## [Directions]
Print the listing that follows, character for character.

## [Listed entries]
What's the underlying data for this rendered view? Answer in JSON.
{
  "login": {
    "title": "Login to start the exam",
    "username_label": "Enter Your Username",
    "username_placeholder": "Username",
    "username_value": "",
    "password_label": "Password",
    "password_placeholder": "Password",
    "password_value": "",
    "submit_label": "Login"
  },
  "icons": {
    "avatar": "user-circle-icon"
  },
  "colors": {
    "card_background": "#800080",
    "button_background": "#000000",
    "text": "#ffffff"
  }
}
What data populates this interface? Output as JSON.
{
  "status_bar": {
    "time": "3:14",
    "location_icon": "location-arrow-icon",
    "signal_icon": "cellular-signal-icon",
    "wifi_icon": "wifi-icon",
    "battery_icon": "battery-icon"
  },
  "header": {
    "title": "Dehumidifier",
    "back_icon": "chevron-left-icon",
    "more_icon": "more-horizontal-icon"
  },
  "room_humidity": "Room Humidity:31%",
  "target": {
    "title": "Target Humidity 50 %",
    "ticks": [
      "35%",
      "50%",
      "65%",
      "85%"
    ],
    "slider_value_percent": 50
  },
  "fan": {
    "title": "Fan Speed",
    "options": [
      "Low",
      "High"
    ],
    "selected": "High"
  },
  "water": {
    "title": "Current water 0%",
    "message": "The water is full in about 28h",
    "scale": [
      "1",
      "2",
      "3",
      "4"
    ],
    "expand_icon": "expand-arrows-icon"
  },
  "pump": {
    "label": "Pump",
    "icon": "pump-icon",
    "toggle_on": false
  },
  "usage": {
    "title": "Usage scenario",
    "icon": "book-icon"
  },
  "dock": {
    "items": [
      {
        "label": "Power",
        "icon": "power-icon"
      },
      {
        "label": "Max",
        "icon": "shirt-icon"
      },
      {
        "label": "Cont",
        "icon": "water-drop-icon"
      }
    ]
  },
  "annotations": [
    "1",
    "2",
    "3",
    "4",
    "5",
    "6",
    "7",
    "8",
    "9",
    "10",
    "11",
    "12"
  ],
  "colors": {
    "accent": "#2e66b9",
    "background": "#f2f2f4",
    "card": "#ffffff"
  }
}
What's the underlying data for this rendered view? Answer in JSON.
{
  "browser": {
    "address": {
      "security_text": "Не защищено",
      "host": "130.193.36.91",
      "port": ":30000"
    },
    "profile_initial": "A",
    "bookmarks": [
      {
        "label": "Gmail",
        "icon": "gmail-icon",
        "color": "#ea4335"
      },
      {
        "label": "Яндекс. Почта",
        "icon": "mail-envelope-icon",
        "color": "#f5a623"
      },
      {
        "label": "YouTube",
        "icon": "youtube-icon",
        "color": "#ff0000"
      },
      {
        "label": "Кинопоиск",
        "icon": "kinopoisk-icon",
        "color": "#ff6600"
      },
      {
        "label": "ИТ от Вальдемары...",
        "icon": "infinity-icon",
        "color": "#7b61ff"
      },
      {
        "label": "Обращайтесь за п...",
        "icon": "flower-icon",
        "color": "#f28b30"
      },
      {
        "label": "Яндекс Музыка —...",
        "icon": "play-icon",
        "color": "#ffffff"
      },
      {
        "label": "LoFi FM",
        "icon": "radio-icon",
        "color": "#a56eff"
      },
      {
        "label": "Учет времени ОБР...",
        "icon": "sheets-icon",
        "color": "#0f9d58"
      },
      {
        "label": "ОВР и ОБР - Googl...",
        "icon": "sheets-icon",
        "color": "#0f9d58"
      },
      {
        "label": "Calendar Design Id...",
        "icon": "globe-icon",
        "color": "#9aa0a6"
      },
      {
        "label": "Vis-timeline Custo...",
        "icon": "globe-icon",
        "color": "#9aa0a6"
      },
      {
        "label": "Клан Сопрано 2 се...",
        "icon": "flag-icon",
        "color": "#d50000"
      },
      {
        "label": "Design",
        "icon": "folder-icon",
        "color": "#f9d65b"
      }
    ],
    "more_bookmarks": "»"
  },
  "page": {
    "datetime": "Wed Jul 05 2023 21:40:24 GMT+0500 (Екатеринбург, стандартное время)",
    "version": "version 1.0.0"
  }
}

## [Written solution]
What's the underlying data for this rendered view? Answer in JSON.
{
  "login": {
    "title": "Login to start the exam",
    "username_label": "Enter Your Username",
    "username_placeholder": "Username",
    "username_value": "",
    "password_label": "Password",
    "password_placeholder": "Password",
    "password_value": "",
    "submit_label": "Login"
  },
  "icons": {
    "avatar": "user-circle-icon"
  },
  "colors": {
    "card_background": "#800080",
    "button_background": "#000000",
    "text": "#ffffff"
  }
}
What data populates this interface? Output as JSON.
{
  "status_bar": {
    "time": "3:14",
    "location_icon": "location-arrow-icon",
    "signal_icon": "cellular-signal-icon",
    "wifi_icon": "wifi-icon",
    "battery_icon": "battery-icon"
  },
  "header": {
    "title": "Dehumidifier",
    "back_icon": "chevron-left-icon",
    "more_icon": "more-horizontal-icon"
  },
  "room_humidity": "Room Humidity:31%",
  "target": {
    "title": "Target Humidity 50 %",
    "ticks": [
      "35%",
      "50%",
      "65%",
      "85%"
    ],
    "slider_value_percent": 50
  },
  "fan": {
    "title": "Fan Speed",
    "options": [
      "Low",
      "High"
    ],
    "selected": "High"
  },
  "water": {
    "title": "Current water 0%",
    "message": "The water is full in about 28h",
    "scale": [
      "1",
      "2",
      "3",
      "4"
    ],
    "expand_icon": "expand-arrows-icon"
  },
  "pump": {
    "label": "Pump",
    "icon": "pump-icon",
    "toggle_on": false
  },
  "usage": {
    "title": "Usage scenario",
    "icon": "book-icon"
  },
  "dock": {
    "items": [
      {
        "label": "Power",
        "icon": "power-icon"
      },
      {
        "label": "Max",
        "icon": "shirt-icon"
      },
      {
        "label": "Cont",
        "icon": "water-drop-icon"
      }
    ]
  },
  "annotations": [
    "1",
    "2",
    "3",
    "4",
    "5",
    "6",
    "7",
    "8",
    "9",
    "10",
    "11",
    "12"
  ],
  "colors": {
    "accent": "#2e66b9",
    "background": "#f2f2f4",
    "card": "#ffffff"
  }
}
What's the underlying data for this rendered view? Answer in JSON.
{
  "browser": {
    "address": {
      "security_text": "Не защищено",
      "host": "130.193.36.91",
      "port": ":30000"
    },
    "profile_initial": "A",
    "bookmarks": [
      {
        "label": "Gmail",
        "icon": "gmail-icon",
        "color": "#ea4335"
      },
      {
        "label": "Яндекс. Почта",
        "icon": "mail-envelope-icon",
        "color": "#f5a623"
      },
      {
        "label": "YouTube",
        "icon": "youtube-icon",
        "color": "#ff0000"
      },
      {
        "label": "Кинопоиск",
        "icon": "kinopoisk-icon",
        "color": "#ff6600"
      },
      {
        "label": "ИТ от Вальдемары...",
        "icon": "infinity-icon",
        "color": "#7b61ff"
      },
      {
        "label": "Обращайтесь за п...",
        "icon": "flower-icon",
        "color": "#f28b30"
      },
      {
        "label": "Яндекс Музыка —...",
        "icon": "play-icon",
        "color": "#ffffff"
      },
      {
        "label": "LoFi FM",
        "icon": "radio-icon",
        "color": "#a56eff"
      },
      {
        "label": "Учет времени ОБР...",
        "icon": "sheets-icon",
        "color": "#0f9d58"
      },
      {
        "label": "ОВР и ОБР - Googl...",
        "icon": "sheets-icon",
        "color": "#0f9d58"
      },
      {
        "label": "Calendar Design Id...",
        "icon": "globe-icon",
        "color": "#9aa0a6"
      },
      {
        "label": "Vis-timeline Custo...",
        "icon": "globe-icon",
        "color": "#9aa0a6"
      },
      {
        "label": "Клан Сопрано 2 се...",
        "icon": "flag-icon",
        "color": "#d50000"
      },
      {
        "label": "Design",
        "icon": "folder-icon",
        "color": "#f9d65b"
      }
    ],
    "more_bookmarks": "»"
  },
  "page": {
    "datetime": "Wed Jul 05 2023 21:40:24 GMT+0500 (Екатеринбург, стандартное время)",
    "version": "version 1.0.0"
  }
}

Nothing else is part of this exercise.